**Written task**
Find the word "osztása" in the records below. List each line containing it.

**Data to process**
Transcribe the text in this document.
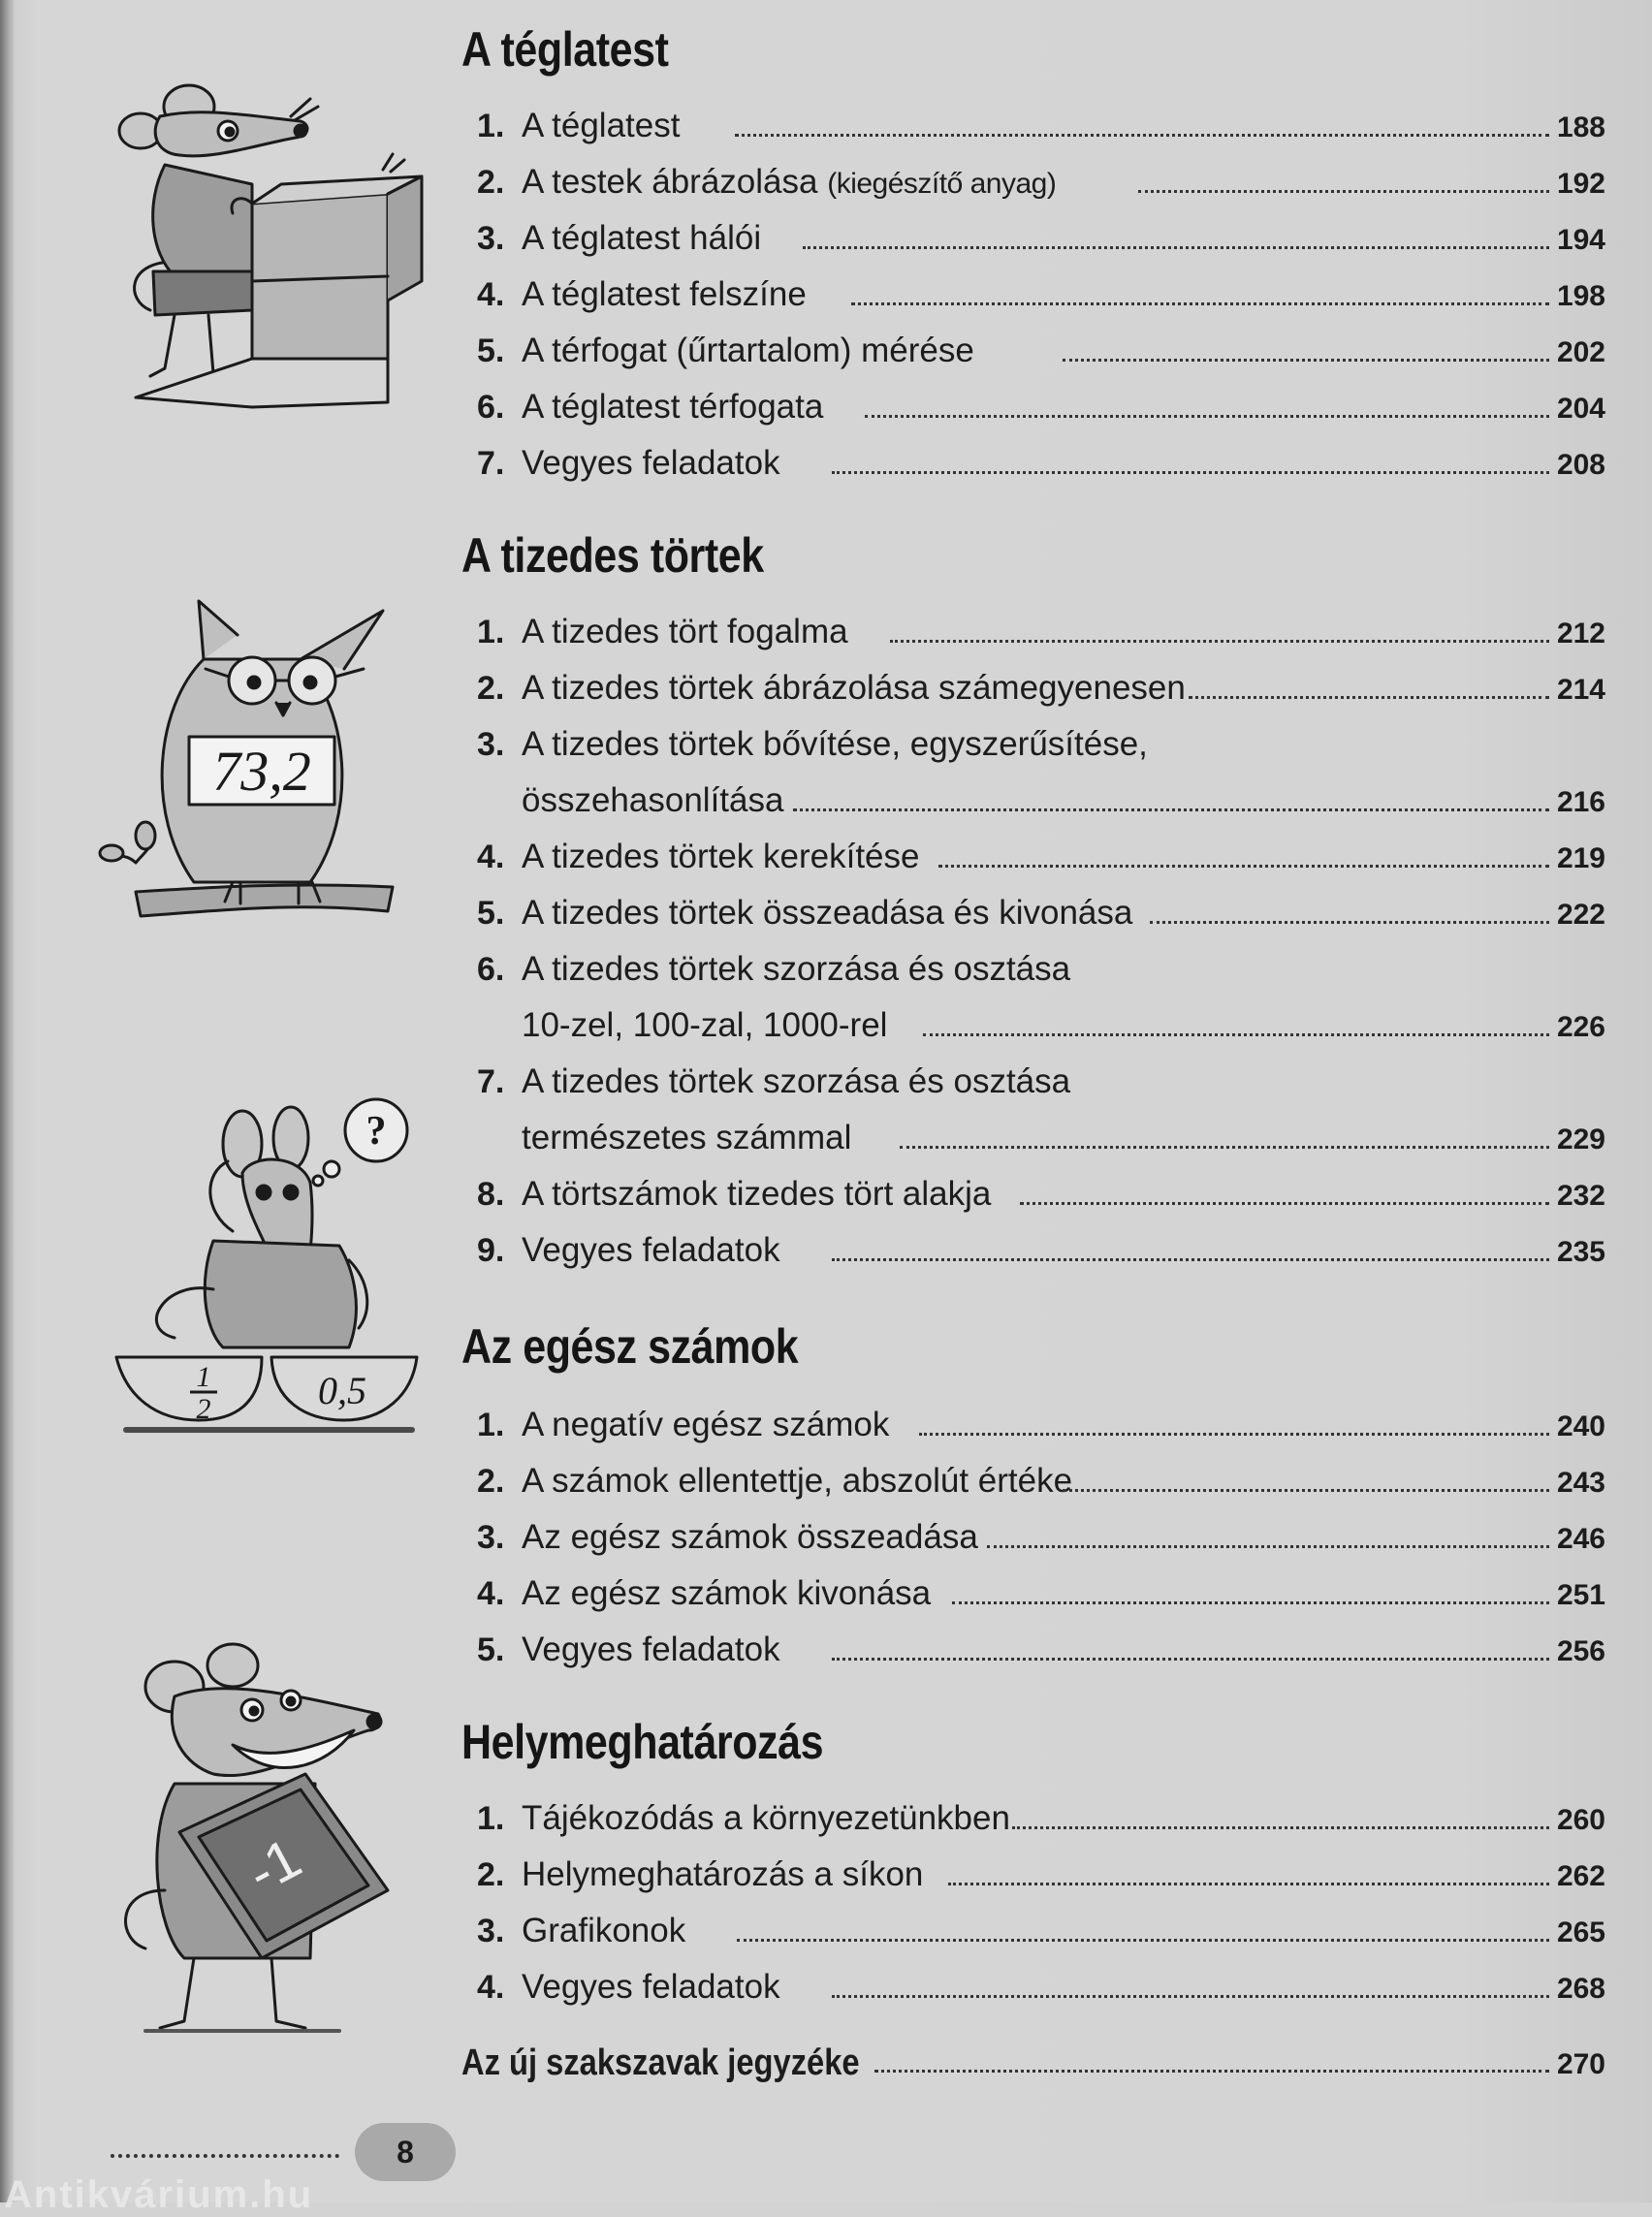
73,2
1
2	0,5
?
-1
A téglatest
1. A téglatest	188
2. A testek ábrázolása (kiegészítő anyag)	192
3. A téglatest hálói	194
4. A téglatest felszíne	198
5. A térfogat (űrtartalom) mérése	202
6. A téglatest térfogata	204
7. Vegyes feladatok	208
A tizedes törtek
1. A tizedes tört fogalma	212
2. A tizedes törtek ábrázolása számegyenesen	214
3. A tizedes törtek bővítése, egyszerűsítése,
összehasonlítása	216
4. A tizedes törtek kerekítése	219
5. A tizedes törtek összeadása és kivonása	222
6. A tizedes törtek szorzása és osztása
10-zel, 100-zal, 1000-rel	226
7. A tizedes törtek szorzása és osztása
természetes számmal	229
8. A törtszámok tizedes tört alakja	232
9. Vegyes feladatok	235
Az egész számok
1. A negatív egész számok	240
2. A számok ellentettje, abszolút értéke	243
3. Az egész számok összeadása	246
4. Az egész számok kivonása	251
5. Vegyes feladatok	256
Helymeghatározás
1. Tájékozódás a környezetünkben	260
2. Helymeghatározás a síkon	262
3. Grafikonok	265
4. Vegyes feladatok	268
Az új szakszavak jegyzéke	270
8
Antikvárium.hu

**Task response**
6. A tizedes törtek szorzása és osztása
7. A tizedes törtek szorzása és osztása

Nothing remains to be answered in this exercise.